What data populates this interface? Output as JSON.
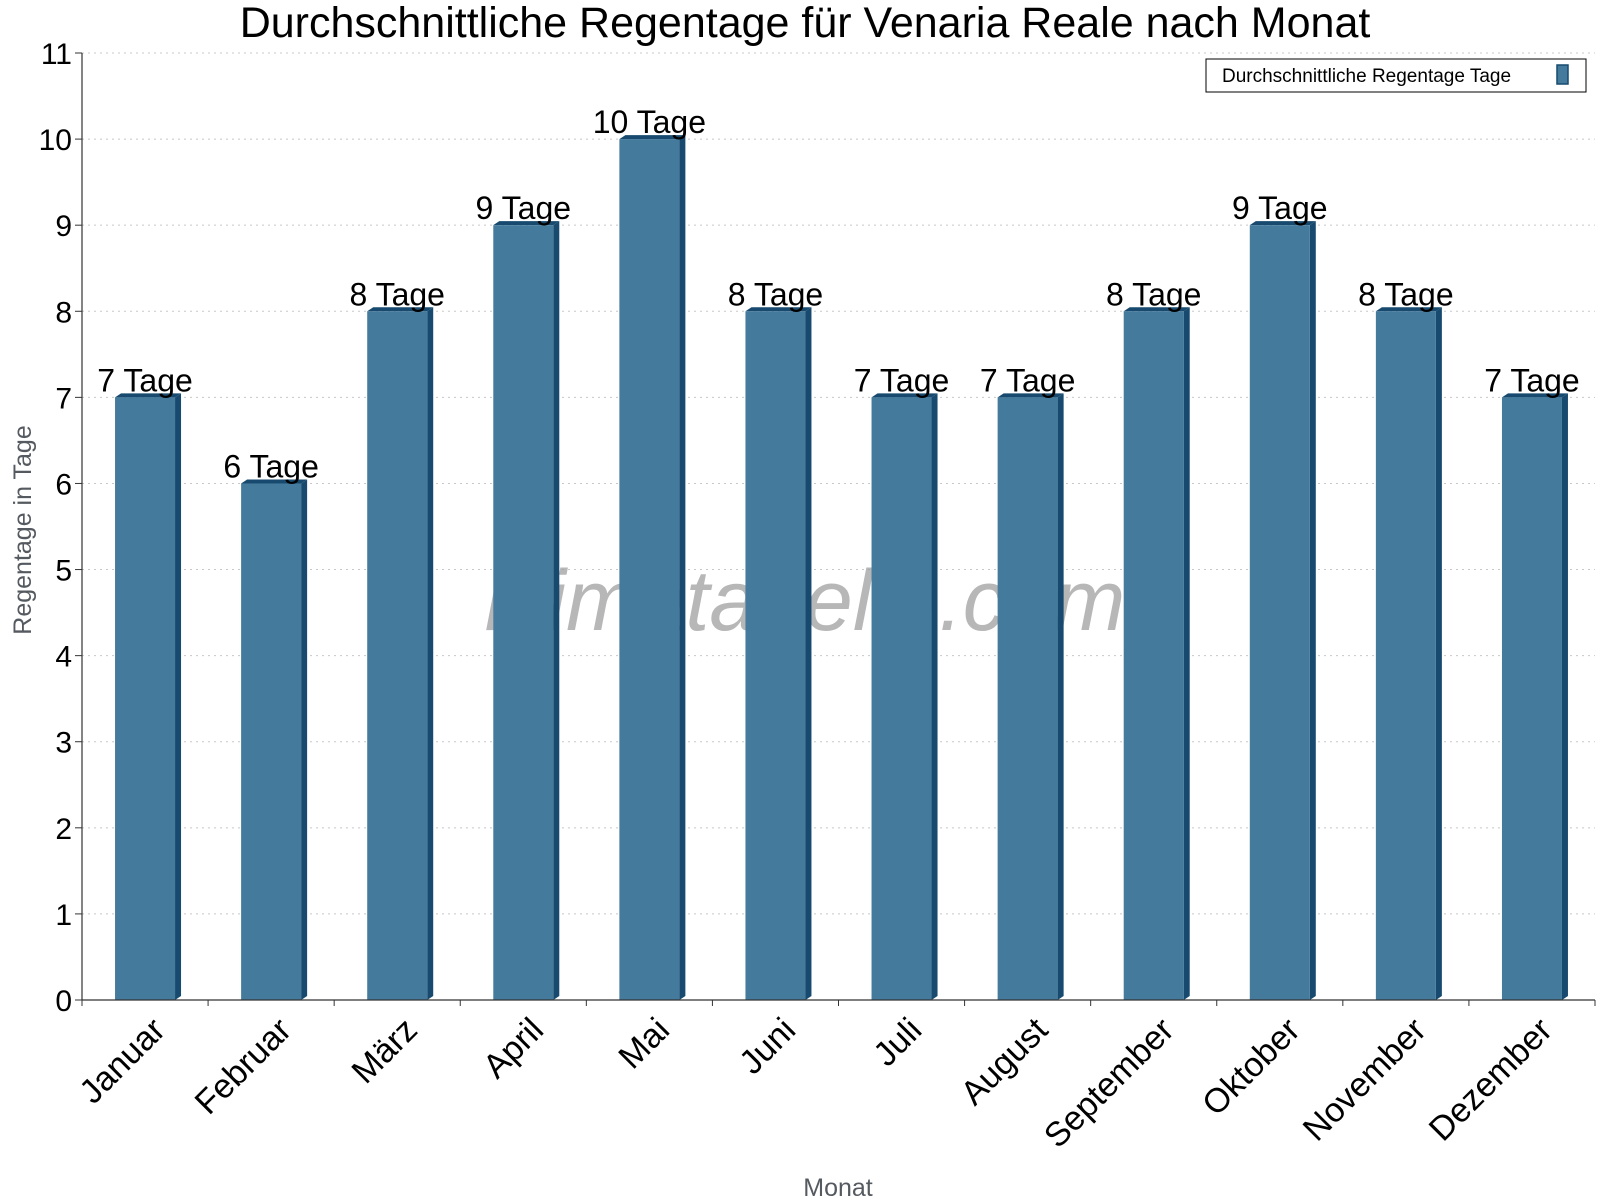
{
  "chart_data": {
    "type": "bar",
    "title": "Durchschnittliche Regentage für Venaria Reale nach Monat",
    "xlabel": "Monat",
    "ylabel": "Regentage in Tage",
    "ylim": [
      0,
      11
    ],
    "yticks": [
      "0",
      "1",
      "2",
      "3",
      "4",
      "5",
      "6",
      "7",
      "8",
      "9",
      "10",
      "11"
    ],
    "categories": [
      "Januar",
      "Februar",
      "März",
      "April",
      "Mai",
      "Juni",
      "Juli",
      "August",
      "September",
      "Oktober",
      "November",
      "Dezember"
    ],
    "series": [
      {
        "name": "Durchschnittliche Regentage Tage",
        "values": [
          7,
          6,
          8,
          9,
          10,
          8,
          7,
          7,
          8,
          9,
          8,
          7
        ],
        "value_labels": [
          "7 Tage",
          "6 Tage",
          "8 Tage",
          "9 Tage",
          "10 Tage",
          "8 Tage",
          "7 Tage",
          "7 Tage",
          "8 Tage",
          "9 Tage",
          "8 Tage",
          "7 Tage"
        ],
        "color": "#447a9c"
      }
    ],
    "grid": true,
    "legend_position": "top-right"
  },
  "watermark": "klimatabelle.com",
  "colors": {
    "bar_front": "#447a9c",
    "bar_side": "#174a6e",
    "grid": "#c8c8c8",
    "axis": "#333333"
  }
}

(What is needed):
Give the entries again word for word, but skip the pictures.

(Correct answer):
What data populates this interface? Output as JSON.
{
  "chart_data": {
    "type": "bar",
    "title": "Durchschnittliche Regentage für Venaria Reale nach Monat",
    "xlabel": "Monat",
    "ylabel": "Regentage in Tage",
    "ylim": [
      0,
      11
    ],
    "yticks": [
      "0",
      "1",
      "2",
      "3",
      "4",
      "5",
      "6",
      "7",
      "8",
      "9",
      "10",
      "11"
    ],
    "categories": [
      "Januar",
      "Februar",
      "März",
      "April",
      "Mai",
      "Juni",
      "Juli",
      "August",
      "September",
      "Oktober",
      "November",
      "Dezember"
    ],
    "series": [
      {
        "name": "Durchschnittliche Regentage Tage",
        "values": [
          7,
          6,
          8,
          9,
          10,
          8,
          7,
          7,
          8,
          9,
          8,
          7
        ],
        "value_labels": [
          "7 Tage",
          "6 Tage",
          "8 Tage",
          "9 Tage",
          "10 Tage",
          "8 Tage",
          "7 Tage",
          "7 Tage",
          "8 Tage",
          "9 Tage",
          "8 Tage",
          "7 Tage"
        ],
        "color": "#447a9c"
      }
    ],
    "grid": true,
    "legend_position": "top-right"
  },
  "watermark": "klimatabelle.com",
  "colors": {
    "bar_front": "#447a9c",
    "bar_side": "#174a6e",
    "grid": "#c8c8c8",
    "axis": "#333333"
  }
}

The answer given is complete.